Records:
──────────────────────────────

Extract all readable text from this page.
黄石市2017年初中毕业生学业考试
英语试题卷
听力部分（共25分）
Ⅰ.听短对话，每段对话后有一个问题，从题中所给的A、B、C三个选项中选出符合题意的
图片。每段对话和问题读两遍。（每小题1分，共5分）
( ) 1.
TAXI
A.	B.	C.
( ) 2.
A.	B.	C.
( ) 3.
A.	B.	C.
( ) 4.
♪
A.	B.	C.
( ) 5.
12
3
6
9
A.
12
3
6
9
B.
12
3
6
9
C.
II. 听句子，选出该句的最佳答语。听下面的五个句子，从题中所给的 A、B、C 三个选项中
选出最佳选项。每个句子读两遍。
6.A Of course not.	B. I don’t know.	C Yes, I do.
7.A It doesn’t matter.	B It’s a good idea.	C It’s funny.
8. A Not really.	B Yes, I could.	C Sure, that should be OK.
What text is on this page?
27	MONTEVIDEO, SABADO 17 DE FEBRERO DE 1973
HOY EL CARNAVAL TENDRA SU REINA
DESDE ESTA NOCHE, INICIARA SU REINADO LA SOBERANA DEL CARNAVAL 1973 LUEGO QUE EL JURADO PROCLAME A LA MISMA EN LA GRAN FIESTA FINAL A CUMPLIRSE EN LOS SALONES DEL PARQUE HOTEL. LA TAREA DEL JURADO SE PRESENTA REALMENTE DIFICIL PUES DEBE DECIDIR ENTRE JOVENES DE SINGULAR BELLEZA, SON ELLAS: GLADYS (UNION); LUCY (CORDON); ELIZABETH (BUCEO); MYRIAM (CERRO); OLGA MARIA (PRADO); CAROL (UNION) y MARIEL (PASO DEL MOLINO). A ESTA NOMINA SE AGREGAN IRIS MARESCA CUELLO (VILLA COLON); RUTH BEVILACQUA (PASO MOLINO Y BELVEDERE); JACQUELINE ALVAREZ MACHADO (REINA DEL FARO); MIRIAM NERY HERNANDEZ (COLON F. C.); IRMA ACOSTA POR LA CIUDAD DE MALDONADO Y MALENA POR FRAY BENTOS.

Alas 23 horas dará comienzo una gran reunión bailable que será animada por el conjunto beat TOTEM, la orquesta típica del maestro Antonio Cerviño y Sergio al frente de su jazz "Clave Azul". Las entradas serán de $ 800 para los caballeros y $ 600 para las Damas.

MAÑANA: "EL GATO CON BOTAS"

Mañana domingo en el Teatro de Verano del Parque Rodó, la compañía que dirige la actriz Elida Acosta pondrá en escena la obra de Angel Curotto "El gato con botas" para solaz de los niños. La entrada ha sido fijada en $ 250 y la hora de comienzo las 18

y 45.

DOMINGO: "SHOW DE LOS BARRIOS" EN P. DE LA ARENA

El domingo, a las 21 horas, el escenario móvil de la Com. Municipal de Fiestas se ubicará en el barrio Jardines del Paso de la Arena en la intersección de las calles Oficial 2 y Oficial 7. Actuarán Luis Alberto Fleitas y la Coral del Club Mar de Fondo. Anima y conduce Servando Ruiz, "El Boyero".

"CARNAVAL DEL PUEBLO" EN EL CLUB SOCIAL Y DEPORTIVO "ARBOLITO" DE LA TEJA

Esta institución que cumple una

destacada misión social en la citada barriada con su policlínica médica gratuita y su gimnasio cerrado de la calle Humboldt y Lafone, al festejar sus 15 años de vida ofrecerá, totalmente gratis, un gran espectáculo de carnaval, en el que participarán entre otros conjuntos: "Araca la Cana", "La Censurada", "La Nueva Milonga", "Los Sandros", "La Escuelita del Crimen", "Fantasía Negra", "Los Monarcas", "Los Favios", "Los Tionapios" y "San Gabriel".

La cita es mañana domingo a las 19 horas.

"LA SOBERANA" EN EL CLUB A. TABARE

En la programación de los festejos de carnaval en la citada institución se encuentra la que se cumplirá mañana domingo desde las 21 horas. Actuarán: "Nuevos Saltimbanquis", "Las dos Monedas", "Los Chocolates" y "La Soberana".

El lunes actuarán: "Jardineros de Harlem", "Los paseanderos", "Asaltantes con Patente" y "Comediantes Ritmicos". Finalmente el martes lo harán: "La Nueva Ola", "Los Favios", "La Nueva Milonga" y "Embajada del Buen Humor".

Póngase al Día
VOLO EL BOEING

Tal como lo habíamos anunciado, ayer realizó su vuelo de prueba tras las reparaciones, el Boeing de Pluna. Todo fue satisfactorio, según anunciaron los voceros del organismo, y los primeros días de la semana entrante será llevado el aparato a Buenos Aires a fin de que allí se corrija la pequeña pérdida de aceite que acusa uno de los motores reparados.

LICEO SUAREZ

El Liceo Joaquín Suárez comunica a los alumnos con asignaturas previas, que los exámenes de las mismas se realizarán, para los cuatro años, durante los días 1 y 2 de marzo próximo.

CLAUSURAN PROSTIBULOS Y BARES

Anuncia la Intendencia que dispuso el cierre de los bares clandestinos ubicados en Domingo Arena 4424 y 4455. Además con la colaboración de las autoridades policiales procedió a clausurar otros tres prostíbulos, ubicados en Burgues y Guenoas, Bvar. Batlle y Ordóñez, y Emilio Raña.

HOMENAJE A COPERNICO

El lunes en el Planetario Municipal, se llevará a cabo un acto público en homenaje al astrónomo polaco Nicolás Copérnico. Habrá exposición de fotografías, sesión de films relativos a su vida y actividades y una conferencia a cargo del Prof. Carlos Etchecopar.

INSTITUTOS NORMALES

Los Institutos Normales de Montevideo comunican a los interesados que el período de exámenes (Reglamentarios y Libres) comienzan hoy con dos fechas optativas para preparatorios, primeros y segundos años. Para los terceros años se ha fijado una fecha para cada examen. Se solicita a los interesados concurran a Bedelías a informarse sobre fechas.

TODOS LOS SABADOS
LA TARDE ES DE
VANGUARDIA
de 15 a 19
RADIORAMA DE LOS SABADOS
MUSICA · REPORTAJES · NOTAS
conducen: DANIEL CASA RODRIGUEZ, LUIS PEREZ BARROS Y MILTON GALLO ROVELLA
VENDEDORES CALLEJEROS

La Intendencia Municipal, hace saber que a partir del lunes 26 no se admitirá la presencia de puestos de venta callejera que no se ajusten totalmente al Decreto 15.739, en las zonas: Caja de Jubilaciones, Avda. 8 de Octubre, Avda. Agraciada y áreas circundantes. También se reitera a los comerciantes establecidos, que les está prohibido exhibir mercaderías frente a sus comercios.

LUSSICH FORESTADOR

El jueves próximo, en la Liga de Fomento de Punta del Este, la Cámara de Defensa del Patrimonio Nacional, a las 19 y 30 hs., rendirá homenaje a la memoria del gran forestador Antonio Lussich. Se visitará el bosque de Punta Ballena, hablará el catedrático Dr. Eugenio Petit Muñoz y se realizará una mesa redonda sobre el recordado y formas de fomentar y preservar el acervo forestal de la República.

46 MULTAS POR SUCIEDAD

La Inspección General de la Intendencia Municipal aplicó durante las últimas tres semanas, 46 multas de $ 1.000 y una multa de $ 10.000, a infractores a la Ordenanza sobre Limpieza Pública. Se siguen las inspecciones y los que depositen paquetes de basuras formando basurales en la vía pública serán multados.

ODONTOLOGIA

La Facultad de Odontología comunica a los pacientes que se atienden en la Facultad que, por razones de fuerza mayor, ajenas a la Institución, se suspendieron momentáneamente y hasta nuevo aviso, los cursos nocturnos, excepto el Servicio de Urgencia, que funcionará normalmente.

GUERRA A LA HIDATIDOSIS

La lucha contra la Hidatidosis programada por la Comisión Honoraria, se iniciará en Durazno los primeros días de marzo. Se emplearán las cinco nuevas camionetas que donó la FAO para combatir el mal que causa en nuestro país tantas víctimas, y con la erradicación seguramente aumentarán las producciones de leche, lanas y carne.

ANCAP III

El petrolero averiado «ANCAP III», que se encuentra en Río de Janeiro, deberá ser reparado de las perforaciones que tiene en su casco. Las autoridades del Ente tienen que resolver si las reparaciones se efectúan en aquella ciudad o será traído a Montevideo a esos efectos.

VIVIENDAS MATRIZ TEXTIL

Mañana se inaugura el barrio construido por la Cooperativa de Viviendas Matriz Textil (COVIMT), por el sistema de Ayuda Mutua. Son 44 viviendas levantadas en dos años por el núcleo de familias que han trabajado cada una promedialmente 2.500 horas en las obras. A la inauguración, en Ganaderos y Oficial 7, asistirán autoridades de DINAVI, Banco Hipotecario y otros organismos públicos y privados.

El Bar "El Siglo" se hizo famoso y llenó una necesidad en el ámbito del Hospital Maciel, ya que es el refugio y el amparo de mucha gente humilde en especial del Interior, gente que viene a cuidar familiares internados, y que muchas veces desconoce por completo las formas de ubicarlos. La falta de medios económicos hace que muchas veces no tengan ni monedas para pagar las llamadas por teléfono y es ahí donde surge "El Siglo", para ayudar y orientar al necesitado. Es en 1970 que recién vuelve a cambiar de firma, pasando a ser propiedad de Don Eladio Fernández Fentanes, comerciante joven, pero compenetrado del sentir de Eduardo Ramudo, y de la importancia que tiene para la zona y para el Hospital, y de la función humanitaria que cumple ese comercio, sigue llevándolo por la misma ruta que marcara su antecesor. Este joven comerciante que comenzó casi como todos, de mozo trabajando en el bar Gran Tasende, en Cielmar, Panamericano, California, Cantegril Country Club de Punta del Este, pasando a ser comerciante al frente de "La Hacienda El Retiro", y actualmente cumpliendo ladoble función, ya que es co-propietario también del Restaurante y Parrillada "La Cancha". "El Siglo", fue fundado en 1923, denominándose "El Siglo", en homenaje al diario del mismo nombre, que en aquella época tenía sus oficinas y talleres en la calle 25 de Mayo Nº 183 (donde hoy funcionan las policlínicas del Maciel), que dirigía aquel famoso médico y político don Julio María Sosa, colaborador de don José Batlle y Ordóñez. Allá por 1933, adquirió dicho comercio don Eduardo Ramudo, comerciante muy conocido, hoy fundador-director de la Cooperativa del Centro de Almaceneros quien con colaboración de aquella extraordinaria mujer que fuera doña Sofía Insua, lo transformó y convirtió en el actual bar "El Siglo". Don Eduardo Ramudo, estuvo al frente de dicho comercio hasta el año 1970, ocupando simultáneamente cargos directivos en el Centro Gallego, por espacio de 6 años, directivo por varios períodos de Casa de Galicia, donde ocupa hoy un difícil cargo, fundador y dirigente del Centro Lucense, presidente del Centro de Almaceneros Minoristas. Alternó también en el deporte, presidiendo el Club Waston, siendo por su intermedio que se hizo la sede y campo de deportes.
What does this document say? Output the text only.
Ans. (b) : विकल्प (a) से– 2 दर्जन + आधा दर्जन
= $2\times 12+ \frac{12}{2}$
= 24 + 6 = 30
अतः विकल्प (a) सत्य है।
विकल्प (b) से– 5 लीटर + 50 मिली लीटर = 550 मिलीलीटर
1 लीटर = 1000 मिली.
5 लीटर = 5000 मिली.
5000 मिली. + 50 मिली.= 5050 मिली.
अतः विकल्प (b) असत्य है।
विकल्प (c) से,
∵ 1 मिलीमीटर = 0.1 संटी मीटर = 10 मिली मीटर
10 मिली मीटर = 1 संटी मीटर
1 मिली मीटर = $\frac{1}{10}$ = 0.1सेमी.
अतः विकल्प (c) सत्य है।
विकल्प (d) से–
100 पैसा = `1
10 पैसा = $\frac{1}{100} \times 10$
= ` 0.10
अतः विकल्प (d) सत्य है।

──────────────────────────────

Work to complete: Work through the records above line by line and count those that hold the string "tres". Give only the result.

Full output: 2